#### INSTRUCTIONS FOR THE TASK:
The lines to be copied run from the one containing "Serialize everything readable" to the end of the material below; reproduce them exactly, including both ends, and nothing more.

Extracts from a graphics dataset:

--------

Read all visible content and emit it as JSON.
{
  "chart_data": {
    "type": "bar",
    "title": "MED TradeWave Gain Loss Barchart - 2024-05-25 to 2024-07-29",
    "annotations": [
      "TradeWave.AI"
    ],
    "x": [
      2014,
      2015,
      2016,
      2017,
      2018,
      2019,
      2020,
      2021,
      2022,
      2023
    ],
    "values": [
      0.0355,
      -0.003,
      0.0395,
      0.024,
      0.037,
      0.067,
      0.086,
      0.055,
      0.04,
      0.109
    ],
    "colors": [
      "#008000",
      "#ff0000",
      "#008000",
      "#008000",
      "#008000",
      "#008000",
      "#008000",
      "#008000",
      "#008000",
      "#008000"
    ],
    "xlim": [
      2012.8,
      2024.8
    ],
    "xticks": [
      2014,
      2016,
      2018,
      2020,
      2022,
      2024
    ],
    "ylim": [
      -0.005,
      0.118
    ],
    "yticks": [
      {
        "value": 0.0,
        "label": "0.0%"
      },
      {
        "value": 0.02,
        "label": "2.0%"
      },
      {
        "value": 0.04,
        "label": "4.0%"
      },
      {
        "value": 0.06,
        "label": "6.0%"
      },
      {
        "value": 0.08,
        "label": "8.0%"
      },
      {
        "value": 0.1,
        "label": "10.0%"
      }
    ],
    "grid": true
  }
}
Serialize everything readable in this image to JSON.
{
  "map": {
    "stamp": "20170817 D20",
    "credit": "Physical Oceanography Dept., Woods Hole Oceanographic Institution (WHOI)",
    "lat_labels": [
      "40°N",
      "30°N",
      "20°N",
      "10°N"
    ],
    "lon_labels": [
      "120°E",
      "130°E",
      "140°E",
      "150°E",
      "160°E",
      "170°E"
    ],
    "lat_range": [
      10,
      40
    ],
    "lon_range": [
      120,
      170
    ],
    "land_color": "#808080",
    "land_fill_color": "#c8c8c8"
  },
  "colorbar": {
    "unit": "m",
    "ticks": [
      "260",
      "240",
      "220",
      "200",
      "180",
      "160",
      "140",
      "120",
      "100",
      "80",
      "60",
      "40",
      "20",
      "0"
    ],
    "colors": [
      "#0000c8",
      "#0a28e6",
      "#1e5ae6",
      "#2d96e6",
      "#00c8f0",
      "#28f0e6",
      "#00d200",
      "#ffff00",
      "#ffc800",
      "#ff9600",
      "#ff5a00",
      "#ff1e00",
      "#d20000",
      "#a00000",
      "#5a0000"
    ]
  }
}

--------

#### EXERCISE RESPONSE:
Serialize everything readable in this image to JSON.
{
  "map": {
    "stamp": "20170817 D20",
    "credit": "Physical Oceanography Dept., Woods Hole Oceanographic Institution (WHOI)",
    "lat_labels": [
      "40°N",
      "30°N",
      "20°N",
      "10°N"
    ],
    "lon_labels": [
      "120°E",
      "130°E",
      "140°E",
      "150°E",
      "160°E",
      "170°E"
    ],
    "lat_range": [
      10,
      40
    ],
    "lon_range": [
      120,
      170
    ],
    "land_color": "#808080",
    "land_fill_color": "#c8c8c8"
  },
  "colorbar": {
    "unit": "m",
    "ticks": [
      "260",
      "240",
      "220",
      "200",
      "180",
      "160",
      "140",
      "120",
      "100",
      "80",
      "60",
      "40",
      "20",
      "0"
    ],
    "colors": [
      "#0000c8",
      "#0a28e6",
      "#1e5ae6",
      "#2d96e6",
      "#00c8f0",
      "#28f0e6",
      "#00d200",
      "#ffff00",
      "#ffc800",
      "#ff9600",
      "#ff5a00",
      "#ff1e00",
      "#d20000",
      "#a00000",
      "#5a0000"
    ]
  }
}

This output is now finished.